▶ _Problem to work on_:
Locate each line with the string "dospělé" in the listing below and copy it.

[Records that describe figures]
— BEGIN —
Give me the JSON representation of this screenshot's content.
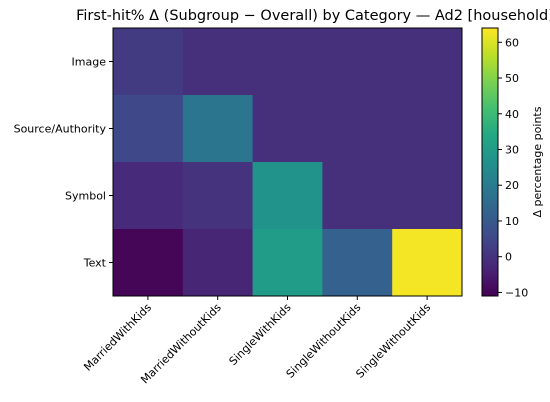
{
  "chart_data": {
    "type": "heatmap",
    "title": "First-hit% Δ (Subgroup − Overall) by Category — Ad2 [household]",
    "x_categories": [
      "MarriedWithKids",
      "MarriedWithoutKids",
      "SingleWithKids",
      "SingleWithoutKids",
      "SingleWithoutKids"
    ],
    "y_categories": [
      "Image",
      "Source/Authority",
      "Symbol",
      "Text"
    ],
    "values": [
      [
        2,
        -1,
        -1,
        -1,
        -1
      ],
      [
        5,
        18,
        -1,
        -1,
        -1
      ],
      [
        -2,
        0,
        27,
        -1,
        -1
      ],
      [
        -10,
        -3,
        30,
        12,
        63
      ]
    ],
    "colorbar": {
      "label": "Δ percentage points",
      "range": [
        -11,
        64
      ],
      "ticks": [
        -10,
        0,
        10,
        20,
        30,
        40,
        50,
        60
      ]
    },
    "colormap": "viridis"
  }
}
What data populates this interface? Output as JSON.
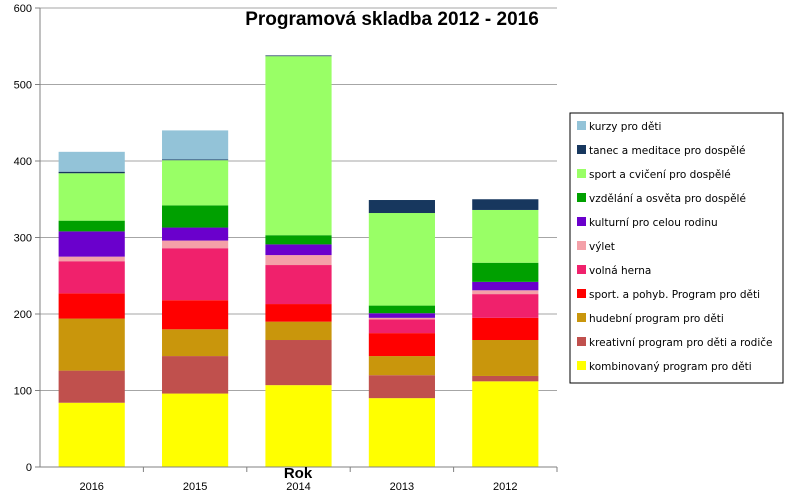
{
  "chart_data": {
    "type": "bar",
    "stacked": true,
    "title": "Programová skladba 2012 - 2016",
    "xlabel": "Rok",
    "ylabel": "",
    "ylim": [
      0,
      600
    ],
    "yticks": [
      0,
      100,
      200,
      300,
      400,
      500,
      600
    ],
    "grid": true,
    "legend_position": "right",
    "categories": [
      "2016",
      "2015",
      "2014",
      "2013",
      "2012"
    ],
    "series": [
      {
        "name": "kombinovaný program pro děti",
        "color": "#FFFF00",
        "values": [
          84,
          96,
          107,
          90,
          112
        ]
      },
      {
        "name": "kreativní program pro děti a rodiče",
        "color": "#C0504D",
        "values": [
          42,
          49,
          59,
          30,
          7
        ]
      },
      {
        "name": "hudební program pro děti",
        "color": "#C9960C",
        "values": [
          68,
          35,
          24,
          25,
          47
        ]
      },
      {
        "name": "sport. a pohyb. Program pro děti",
        "color": "#FF0000",
        "values": [
          33,
          38,
          23,
          30,
          29
        ]
      },
      {
        "name": "volná herna",
        "color": "#F0216C",
        "values": [
          42,
          68,
          51,
          18,
          31
        ]
      },
      {
        "name": "výlet",
        "color": "#F4A0A8",
        "values": [
          6,
          10,
          13,
          2,
          5
        ]
      },
      {
        "name": "kulturní pro celou rodinu",
        "color": "#6A00CC",
        "values": [
          33,
          17,
          14,
          6,
          11
        ]
      },
      {
        "name": "vzdělání a osvěta pro dospělé",
        "color": "#00A000",
        "values": [
          14,
          29,
          12,
          10,
          25
        ]
      },
      {
        "name": "sport a cvičení pro dospělé",
        "color": "#99FF66",
        "values": [
          62,
          59,
          234,
          121,
          69
        ]
      },
      {
        "name": "tanec a meditace pro dospělé",
        "color": "#17375E",
        "values": [
          2,
          1,
          1,
          17,
          14
        ]
      },
      {
        "name": "kurzy pro děti",
        "color": "#93C3D8",
        "values": [
          26,
          38,
          0,
          0,
          0
        ]
      }
    ]
  }
}
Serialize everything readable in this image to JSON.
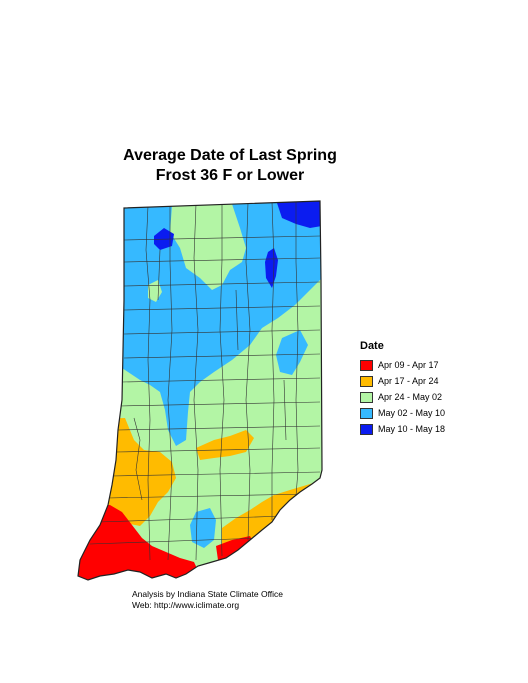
{
  "title_line1": "Average Date of Last Spring",
  "title_line2": "Frost 36 F or Lower",
  "legend": {
    "title": "Date",
    "items": [
      {
        "label": "Apr 09 - Apr 17",
        "color": "#ff0000"
      },
      {
        "label": "Apr 17 - Apr 24",
        "color": "#ffbb00"
      },
      {
        "label": "Apr 24 - May 02",
        "color": "#b3f5a5"
      },
      {
        "label": "May 02 - May 10",
        "color": "#36b9ff"
      },
      {
        "label": "May 10 - May 18",
        "color": "#0b1cf0"
      }
    ]
  },
  "credit": {
    "line1": "Analysis by Indiana State Climate Office",
    "line2": "Web:   http://www.iclimate.org"
  }
}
— END —
▶ _Task answer_:
        "name": "vzdělání a osvěta pro dospělé",
        "name": "sport a cvičení pro dospělé",
        "name": "tanec a meditace pro dospělé",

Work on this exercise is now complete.